# INPUT ROWS

*****

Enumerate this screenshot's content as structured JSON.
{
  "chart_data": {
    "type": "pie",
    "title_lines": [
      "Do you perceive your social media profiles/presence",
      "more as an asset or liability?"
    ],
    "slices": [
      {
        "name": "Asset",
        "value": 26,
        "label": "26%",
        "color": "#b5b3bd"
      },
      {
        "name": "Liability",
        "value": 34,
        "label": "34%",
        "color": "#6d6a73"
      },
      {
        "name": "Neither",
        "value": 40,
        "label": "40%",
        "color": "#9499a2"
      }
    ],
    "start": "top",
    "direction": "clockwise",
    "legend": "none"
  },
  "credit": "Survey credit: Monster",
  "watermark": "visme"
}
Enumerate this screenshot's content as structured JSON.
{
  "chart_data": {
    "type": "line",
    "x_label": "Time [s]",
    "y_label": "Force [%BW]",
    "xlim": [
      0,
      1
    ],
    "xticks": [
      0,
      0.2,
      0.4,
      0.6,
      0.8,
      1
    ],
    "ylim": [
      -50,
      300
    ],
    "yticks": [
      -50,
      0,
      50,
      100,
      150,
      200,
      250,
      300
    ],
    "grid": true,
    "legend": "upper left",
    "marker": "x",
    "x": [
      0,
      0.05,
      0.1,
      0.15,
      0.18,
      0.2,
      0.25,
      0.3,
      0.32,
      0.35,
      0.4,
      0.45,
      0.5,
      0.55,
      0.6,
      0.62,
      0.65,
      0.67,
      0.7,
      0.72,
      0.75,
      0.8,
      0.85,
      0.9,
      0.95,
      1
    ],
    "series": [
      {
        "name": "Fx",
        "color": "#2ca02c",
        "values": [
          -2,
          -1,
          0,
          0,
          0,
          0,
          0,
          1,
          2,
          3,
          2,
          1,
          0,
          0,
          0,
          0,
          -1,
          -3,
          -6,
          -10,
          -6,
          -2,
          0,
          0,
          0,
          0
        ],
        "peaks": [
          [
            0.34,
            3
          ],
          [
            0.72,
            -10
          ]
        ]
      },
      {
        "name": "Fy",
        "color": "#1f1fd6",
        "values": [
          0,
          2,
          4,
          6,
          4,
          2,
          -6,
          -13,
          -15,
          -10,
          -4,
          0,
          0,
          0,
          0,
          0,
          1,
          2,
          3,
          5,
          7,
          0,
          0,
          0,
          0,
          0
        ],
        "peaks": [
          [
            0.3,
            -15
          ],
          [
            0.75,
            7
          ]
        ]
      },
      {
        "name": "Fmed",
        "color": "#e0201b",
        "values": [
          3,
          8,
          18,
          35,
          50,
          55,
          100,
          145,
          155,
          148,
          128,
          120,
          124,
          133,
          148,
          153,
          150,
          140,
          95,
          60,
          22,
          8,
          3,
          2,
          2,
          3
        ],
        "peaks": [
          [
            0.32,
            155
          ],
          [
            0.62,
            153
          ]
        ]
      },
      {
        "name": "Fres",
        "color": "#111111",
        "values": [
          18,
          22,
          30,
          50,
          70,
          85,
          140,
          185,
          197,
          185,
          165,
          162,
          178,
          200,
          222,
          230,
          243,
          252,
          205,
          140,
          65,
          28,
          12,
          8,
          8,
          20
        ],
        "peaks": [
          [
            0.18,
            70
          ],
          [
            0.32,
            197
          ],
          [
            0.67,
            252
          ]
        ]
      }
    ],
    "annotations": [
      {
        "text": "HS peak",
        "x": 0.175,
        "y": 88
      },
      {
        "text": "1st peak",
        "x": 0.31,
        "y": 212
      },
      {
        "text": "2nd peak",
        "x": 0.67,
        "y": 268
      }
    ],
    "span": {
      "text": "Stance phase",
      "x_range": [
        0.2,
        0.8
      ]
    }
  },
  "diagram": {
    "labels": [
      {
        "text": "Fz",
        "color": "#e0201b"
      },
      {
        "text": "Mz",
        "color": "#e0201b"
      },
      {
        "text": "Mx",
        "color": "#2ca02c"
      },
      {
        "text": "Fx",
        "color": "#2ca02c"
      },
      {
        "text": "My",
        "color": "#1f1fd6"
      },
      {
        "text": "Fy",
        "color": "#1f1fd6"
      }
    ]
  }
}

*****

# WHAT IS EXPECTED
Exactly reproduce all of the entries above.

# WORKED ANSWER
Enumerate this screenshot's content as structured JSON.
{
  "chart_data": {
    "type": "pie",
    "title_lines": [
      "Do you perceive your social media profiles/presence",
      "more as an asset or liability?"
    ],
    "slices": [
      {
        "name": "Asset",
        "value": 26,
        "label": "26%",
        "color": "#b5b3bd"
      },
      {
        "name": "Liability",
        "value": 34,
        "label": "34%",
        "color": "#6d6a73"
      },
      {
        "name": "Neither",
        "value": 40,
        "label": "40%",
        "color": "#9499a2"
      }
    ],
    "start": "top",
    "direction": "clockwise",
    "legend": "none"
  },
  "credit": "Survey credit: Monster",
  "watermark": "visme"
}
Enumerate this screenshot's content as structured JSON.
{
  "chart_data": {
    "type": "line",
    "x_label": "Time [s]",
    "y_label": "Force [%BW]",
    "xlim": [
      0,
      1
    ],
    "xticks": [
      0,
      0.2,
      0.4,
      0.6,
      0.8,
      1
    ],
    "ylim": [
      -50,
      300
    ],
    "yticks": [
      -50,
      0,
      50,
      100,
      150,
      200,
      250,
      300
    ],
    "grid": true,
    "legend": "upper left",
    "marker": "x",
    "x": [
      0,
      0.05,
      0.1,
      0.15,
      0.18,
      0.2,
      0.25,
      0.3,
      0.32,
      0.35,
      0.4,
      0.45,
      0.5,
      0.55,
      0.6,
      0.62,
      0.65,
      0.67,
      0.7,
      0.72,
      0.75,
      0.8,
      0.85,
      0.9,
      0.95,
      1
    ],
    "series": [
      {
        "name": "Fx",
        "color": "#2ca02c",
        "values": [
          -2,
          -1,
          0,
          0,
          0,
          0,
          0,
          1,
          2,
          3,
          2,
          1,
          0,
          0,
          0,
          0,
          -1,
          -3,
          -6,
          -10,
          -6,
          -2,
          0,
          0,
          0,
          0
        ],
        "peaks": [
          [
            0.34,
            3
          ],
          [
            0.72,
            -10
          ]
        ]
      },
      {
        "name": "Fy",
        "color": "#1f1fd6",
        "values": [
          0,
          2,
          4,
          6,
          4,
          2,
          -6,
          -13,
          -15,
          -10,
          -4,
          0,
          0,
          0,
          0,
          0,
          1,
          2,
          3,
          5,
          7,
          0,
          0,
          0,
          0,
          0
        ],
        "peaks": [
          [
            0.3,
            -15
          ],
          [
            0.75,
            7
          ]
        ]
      },
      {
        "name": "Fmed",
        "color": "#e0201b",
        "values": [
          3,
          8,
          18,
          35,
          50,
          55,
          100,
          145,
          155,
          148,
          128,
          120,
          124,
          133,
          148,
          153,
          150,
          140,
          95,
          60,
          22,
          8,
          3,
          2,
          2,
          3
        ],
        "peaks": [
          [
            0.32,
            155
          ],
          [
            0.62,
            153
          ]
        ]
      },
      {
        "name": "Fres",
        "color": "#111111",
        "values": [
          18,
          22,
          30,
          50,
          70,
          85,
          140,
          185,
          197,
          185,
          165,
          162,
          178,
          200,
          222,
          230,
          243,
          252,
          205,
          140,
          65,
          28,
          12,
          8,
          8,
          20
        ],
        "peaks": [
          [
            0.18,
            70
          ],
          [
            0.32,
            197
          ],
          [
            0.67,
            252
          ]
        ]
      }
    ],
    "annotations": [
      {
        "text": "HS peak",
        "x": 0.175,
        "y": 88
      },
      {
        "text": "1st peak",
        "x": 0.31,
        "y": 212
      },
      {
        "text": "2nd peak",
        "x": 0.67,
        "y": 268
      }
    ],
    "span": {
      "text": "Stance phase",
      "x_range": [
        0.2,
        0.8
      ]
    }
  },
  "diagram": {
    "labels": [
      {
        "text": "Fz",
        "color": "#e0201b"
      },
      {
        "text": "Mz",
        "color": "#e0201b"
      },
      {
        "text": "Mx",
        "color": "#2ca02c"
      },
      {
        "text": "Fx",
        "color": "#2ca02c"
      },
      {
        "text": "My",
        "color": "#1f1fd6"
      },
      {
        "text": "Fy",
        "color": "#1f1fd6"
      }
    ]
  }
}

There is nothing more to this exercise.